* _TASK BRIEF_:
Go through the listing below and list every line with "families".

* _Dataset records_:

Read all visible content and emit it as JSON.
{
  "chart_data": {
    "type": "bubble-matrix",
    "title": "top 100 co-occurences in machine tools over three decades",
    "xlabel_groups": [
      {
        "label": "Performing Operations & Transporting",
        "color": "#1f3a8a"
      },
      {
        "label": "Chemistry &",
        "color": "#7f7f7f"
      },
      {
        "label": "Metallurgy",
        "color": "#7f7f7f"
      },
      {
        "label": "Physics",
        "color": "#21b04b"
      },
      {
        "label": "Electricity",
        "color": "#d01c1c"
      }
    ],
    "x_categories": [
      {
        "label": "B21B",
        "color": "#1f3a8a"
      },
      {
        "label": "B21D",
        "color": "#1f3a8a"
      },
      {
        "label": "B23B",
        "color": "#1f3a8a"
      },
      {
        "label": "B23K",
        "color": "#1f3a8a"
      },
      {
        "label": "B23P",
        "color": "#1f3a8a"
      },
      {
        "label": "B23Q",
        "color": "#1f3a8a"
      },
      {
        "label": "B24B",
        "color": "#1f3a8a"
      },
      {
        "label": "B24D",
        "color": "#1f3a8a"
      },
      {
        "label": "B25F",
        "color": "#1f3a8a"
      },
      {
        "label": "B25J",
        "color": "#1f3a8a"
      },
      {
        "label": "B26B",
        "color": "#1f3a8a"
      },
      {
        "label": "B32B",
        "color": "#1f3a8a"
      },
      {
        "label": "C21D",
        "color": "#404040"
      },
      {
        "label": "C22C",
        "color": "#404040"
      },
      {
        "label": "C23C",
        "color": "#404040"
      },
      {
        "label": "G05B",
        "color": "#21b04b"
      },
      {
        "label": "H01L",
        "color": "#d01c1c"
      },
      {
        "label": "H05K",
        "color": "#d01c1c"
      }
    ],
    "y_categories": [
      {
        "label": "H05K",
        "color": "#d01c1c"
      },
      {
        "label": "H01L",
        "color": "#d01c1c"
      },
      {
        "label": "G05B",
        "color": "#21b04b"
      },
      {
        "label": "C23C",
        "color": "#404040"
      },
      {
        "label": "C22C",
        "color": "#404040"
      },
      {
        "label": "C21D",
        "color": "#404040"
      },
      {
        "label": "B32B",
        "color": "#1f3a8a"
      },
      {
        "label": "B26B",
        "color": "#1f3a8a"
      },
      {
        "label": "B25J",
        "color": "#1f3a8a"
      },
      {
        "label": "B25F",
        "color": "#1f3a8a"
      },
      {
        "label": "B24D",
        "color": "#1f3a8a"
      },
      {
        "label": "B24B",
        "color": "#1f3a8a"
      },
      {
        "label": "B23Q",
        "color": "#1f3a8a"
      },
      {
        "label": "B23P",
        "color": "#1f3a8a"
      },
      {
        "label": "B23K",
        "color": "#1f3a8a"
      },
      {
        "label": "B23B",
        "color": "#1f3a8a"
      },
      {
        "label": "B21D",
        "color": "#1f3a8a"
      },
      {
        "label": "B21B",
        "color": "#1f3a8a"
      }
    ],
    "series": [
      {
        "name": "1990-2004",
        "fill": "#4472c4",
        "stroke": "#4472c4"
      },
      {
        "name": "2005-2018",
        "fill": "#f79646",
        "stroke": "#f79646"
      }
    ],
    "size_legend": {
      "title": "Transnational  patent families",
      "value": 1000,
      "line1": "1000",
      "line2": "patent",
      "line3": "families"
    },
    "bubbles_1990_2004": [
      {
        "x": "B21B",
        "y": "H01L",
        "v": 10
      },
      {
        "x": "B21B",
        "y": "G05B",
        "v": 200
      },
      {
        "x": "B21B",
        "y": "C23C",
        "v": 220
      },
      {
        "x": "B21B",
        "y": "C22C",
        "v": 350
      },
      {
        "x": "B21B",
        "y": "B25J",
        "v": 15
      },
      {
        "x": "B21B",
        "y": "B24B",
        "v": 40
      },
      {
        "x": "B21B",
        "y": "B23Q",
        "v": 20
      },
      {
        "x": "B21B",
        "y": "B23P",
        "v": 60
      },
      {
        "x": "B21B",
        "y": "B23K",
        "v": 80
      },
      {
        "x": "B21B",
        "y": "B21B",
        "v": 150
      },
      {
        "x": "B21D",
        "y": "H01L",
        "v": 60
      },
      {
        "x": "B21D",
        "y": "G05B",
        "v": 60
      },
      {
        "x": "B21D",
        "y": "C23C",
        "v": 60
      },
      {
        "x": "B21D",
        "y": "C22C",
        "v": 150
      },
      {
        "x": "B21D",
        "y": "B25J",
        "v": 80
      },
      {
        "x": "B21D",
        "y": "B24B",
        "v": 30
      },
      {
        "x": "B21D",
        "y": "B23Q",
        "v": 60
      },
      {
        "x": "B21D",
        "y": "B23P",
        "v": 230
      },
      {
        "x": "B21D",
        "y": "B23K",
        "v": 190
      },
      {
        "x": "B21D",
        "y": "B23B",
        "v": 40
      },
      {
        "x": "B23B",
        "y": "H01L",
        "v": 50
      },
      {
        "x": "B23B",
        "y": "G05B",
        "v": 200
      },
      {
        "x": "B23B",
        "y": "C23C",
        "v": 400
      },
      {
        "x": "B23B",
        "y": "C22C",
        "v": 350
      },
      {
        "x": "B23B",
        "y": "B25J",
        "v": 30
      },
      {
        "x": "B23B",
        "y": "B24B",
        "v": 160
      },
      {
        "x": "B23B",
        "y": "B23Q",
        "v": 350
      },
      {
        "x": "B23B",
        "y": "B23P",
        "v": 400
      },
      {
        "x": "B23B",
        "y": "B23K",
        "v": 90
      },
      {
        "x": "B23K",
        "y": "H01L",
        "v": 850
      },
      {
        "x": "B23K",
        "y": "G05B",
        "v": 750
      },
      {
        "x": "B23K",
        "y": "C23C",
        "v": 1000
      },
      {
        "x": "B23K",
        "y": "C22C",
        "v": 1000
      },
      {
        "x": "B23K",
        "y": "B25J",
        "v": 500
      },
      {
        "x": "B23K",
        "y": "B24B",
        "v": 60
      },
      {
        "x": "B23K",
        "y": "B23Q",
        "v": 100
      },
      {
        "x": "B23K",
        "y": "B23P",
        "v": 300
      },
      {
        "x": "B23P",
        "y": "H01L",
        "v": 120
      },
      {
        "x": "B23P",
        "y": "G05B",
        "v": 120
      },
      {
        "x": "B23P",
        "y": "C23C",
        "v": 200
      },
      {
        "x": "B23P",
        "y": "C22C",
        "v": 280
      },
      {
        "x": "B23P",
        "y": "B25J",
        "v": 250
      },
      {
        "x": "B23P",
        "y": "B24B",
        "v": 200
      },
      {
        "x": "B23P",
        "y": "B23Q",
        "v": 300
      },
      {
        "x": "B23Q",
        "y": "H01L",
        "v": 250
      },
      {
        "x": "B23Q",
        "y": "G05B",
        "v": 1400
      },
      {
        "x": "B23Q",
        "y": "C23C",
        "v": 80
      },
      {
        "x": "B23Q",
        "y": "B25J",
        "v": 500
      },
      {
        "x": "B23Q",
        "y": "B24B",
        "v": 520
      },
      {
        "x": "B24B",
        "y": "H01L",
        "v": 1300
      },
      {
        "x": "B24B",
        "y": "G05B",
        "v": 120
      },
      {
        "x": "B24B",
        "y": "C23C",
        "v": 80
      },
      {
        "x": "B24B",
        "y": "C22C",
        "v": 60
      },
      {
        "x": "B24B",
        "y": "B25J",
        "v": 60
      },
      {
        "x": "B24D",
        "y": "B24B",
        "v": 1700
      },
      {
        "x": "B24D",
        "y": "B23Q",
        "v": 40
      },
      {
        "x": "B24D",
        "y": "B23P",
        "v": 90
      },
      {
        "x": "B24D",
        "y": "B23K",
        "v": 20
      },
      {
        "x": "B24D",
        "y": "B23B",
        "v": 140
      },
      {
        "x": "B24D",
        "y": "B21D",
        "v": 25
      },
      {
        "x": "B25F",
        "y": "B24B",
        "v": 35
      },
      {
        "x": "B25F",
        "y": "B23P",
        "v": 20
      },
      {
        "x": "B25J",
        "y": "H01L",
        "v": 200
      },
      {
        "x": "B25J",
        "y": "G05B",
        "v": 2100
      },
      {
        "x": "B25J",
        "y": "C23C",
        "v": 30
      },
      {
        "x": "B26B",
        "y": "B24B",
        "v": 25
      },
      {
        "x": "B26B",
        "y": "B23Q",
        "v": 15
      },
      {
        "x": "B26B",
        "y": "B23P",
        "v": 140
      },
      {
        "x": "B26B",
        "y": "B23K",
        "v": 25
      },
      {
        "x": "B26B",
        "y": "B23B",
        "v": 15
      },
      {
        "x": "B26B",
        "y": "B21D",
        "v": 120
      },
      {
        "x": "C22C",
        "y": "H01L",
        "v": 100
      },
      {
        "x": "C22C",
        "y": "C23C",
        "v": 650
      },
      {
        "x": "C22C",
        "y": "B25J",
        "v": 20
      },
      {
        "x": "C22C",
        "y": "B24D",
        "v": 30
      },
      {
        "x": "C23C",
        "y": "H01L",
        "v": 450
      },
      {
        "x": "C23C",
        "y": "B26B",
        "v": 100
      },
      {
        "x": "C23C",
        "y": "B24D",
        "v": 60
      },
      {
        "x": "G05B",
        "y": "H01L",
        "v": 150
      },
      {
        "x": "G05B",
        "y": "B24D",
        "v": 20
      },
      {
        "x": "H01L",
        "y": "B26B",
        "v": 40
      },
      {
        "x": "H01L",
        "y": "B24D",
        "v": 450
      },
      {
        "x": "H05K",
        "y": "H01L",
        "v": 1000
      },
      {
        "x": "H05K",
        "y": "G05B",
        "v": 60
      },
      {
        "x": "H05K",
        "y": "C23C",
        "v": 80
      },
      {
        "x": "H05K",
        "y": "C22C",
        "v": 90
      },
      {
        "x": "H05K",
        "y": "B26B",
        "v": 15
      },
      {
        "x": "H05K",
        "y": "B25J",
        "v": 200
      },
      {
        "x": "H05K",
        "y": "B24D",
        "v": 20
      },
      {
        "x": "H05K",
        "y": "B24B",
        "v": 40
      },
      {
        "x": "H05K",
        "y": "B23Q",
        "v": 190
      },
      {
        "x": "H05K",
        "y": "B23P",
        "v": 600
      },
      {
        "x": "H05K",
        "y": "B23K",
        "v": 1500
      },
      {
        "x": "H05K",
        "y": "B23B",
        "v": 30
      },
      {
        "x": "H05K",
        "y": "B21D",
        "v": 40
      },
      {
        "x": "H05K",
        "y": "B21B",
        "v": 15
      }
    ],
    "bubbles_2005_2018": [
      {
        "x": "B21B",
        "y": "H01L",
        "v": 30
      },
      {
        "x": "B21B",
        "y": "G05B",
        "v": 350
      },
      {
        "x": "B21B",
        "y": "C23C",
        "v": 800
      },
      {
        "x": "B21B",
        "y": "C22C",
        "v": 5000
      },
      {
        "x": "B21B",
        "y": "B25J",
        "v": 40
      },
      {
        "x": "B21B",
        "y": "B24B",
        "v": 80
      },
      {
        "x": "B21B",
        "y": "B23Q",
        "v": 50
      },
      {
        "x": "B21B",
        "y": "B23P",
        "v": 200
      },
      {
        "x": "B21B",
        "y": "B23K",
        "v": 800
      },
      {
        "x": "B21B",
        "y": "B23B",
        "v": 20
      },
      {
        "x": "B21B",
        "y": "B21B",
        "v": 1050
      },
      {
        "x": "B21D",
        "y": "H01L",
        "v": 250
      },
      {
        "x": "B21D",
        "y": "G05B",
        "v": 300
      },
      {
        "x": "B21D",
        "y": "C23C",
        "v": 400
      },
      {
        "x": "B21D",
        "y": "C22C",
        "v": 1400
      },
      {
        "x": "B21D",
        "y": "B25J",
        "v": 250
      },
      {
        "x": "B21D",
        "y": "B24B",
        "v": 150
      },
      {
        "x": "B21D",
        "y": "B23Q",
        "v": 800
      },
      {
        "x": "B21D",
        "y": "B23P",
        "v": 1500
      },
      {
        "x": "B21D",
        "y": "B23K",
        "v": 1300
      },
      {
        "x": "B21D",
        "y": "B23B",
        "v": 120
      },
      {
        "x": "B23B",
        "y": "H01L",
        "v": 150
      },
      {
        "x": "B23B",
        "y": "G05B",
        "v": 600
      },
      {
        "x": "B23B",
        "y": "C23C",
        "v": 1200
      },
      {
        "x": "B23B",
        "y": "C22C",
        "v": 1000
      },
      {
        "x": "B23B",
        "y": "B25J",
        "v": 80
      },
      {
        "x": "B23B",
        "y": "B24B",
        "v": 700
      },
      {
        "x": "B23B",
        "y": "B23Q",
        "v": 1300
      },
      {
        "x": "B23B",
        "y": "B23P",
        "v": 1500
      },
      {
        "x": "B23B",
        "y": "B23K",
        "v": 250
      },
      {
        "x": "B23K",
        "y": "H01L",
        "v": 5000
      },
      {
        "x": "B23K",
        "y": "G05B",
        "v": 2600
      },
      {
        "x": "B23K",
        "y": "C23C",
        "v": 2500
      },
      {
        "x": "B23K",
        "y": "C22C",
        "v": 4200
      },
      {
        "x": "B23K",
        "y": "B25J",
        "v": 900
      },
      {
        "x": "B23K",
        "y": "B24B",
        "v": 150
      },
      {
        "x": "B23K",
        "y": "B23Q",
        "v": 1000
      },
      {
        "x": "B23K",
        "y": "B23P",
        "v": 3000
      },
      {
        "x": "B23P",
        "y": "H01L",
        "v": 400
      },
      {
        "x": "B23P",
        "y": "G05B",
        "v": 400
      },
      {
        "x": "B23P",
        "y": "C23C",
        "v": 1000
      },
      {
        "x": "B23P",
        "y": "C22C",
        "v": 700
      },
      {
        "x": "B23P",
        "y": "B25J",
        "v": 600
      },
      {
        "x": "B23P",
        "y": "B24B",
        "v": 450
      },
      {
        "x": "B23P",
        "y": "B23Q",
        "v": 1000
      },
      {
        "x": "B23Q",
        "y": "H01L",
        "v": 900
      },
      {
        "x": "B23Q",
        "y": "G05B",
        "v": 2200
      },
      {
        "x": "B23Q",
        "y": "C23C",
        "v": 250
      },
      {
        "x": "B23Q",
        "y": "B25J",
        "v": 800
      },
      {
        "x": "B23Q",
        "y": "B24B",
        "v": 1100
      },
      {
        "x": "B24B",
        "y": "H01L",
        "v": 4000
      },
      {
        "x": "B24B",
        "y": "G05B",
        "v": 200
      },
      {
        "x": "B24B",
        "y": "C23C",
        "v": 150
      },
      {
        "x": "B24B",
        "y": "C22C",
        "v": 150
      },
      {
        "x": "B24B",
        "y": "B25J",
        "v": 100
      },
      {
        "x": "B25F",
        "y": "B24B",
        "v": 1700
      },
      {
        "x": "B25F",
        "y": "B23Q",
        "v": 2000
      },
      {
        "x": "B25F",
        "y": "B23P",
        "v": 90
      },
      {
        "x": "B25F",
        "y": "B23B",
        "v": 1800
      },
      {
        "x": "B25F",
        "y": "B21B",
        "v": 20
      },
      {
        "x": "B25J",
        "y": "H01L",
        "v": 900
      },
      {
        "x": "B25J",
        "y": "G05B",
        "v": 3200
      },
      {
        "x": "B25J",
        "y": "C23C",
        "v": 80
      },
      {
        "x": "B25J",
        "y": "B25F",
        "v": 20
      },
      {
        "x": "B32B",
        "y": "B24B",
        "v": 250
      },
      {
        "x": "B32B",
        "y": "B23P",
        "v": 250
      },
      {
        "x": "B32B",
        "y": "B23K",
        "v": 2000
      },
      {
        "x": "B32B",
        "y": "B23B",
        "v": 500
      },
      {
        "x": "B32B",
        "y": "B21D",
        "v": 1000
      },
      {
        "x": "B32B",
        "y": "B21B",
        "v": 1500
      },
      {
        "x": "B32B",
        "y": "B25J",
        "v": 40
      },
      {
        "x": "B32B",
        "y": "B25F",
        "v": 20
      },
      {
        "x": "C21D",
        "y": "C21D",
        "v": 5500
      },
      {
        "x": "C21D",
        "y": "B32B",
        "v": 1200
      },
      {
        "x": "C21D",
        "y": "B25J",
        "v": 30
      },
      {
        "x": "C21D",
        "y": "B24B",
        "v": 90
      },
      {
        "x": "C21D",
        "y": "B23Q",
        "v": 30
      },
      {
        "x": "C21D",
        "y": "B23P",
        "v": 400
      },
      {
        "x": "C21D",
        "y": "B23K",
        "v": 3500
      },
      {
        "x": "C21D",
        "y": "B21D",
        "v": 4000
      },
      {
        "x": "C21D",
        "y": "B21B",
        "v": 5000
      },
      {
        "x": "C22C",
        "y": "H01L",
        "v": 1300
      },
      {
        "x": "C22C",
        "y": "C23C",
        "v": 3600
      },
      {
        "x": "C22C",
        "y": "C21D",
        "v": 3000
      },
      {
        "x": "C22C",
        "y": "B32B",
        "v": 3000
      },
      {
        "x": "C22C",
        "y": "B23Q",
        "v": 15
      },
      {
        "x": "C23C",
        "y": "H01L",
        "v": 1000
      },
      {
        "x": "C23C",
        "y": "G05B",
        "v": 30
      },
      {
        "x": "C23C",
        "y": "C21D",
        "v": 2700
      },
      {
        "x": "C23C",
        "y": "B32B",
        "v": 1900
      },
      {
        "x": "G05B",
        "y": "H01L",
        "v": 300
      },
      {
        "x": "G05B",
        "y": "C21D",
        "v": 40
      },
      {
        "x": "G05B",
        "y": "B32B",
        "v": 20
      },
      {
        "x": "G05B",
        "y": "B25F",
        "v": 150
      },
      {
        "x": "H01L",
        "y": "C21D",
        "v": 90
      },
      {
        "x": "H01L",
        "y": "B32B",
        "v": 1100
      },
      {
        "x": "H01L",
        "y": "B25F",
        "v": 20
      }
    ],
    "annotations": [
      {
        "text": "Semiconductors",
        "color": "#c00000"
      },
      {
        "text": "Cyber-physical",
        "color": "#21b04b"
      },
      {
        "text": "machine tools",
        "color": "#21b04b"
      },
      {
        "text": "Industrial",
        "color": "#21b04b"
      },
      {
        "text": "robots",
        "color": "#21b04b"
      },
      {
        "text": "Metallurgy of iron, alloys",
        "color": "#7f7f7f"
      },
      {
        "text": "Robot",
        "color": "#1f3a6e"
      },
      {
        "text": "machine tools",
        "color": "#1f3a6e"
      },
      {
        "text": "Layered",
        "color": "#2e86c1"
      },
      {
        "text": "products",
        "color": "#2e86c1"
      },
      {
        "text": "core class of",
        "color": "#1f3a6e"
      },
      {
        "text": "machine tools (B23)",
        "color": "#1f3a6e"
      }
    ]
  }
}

* _ANSWER TO THE PROBLEM_:
      "title": "Transnational  patent families",
      "line3": "families"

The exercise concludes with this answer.